## EXERCISE DESCRIPTION
Copy each line exactly.

────────────────────────────────────────

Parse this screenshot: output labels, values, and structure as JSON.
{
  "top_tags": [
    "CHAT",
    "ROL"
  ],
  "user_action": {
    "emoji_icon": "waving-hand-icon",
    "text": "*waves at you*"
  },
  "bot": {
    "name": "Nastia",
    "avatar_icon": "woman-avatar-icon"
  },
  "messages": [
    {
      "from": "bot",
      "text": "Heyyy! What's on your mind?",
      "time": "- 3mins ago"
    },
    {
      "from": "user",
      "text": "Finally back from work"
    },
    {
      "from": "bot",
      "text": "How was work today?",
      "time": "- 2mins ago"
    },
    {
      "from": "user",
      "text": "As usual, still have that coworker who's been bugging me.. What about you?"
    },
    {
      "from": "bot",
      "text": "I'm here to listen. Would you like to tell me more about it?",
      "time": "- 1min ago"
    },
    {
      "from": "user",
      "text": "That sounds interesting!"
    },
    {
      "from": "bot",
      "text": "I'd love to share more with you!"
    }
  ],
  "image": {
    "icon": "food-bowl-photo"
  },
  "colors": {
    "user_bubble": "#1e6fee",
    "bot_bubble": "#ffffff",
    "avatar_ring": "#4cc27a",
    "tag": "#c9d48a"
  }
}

────────────────────────────────────────

## ANSWER TO THIS PROBLEM
Parse this screenshot: output labels, values, and structure as JSON.
{
  "top_tags": [
    "CHAT",
    "ROL"
  ],
  "user_action": {
    "emoji_icon": "waving-hand-icon",
    "text": "*waves at you*"
  },
  "bot": {
    "name": "Nastia",
    "avatar_icon": "woman-avatar-icon"
  },
  "messages": [
    {
      "from": "bot",
      "text": "Heyyy! What's on your mind?",
      "time": "- 3mins ago"
    },
    {
      "from": "user",
      "text": "Finally back from work"
    },
    {
      "from": "bot",
      "text": "How was work today?",
      "time": "- 2mins ago"
    },
    {
      "from": "user",
      "text": "As usual, still have that coworker who's been bugging me.. What about you?"
    },
    {
      "from": "bot",
      "text": "I'm here to listen. Would you like to tell me more about it?",
      "time": "- 1min ago"
    },
    {
      "from": "user",
      "text": "That sounds interesting!"
    },
    {
      "from": "bot",
      "text": "I'd love to share more with you!"
    }
  ],
  "image": {
    "icon": "food-bowl-photo"
  },
  "colors": {
    "user_bubble": "#1e6fee",
    "bot_bubble": "#ffffff",
    "avatar_ring": "#4cc27a",
    "tag": "#c9d48a"
  }
}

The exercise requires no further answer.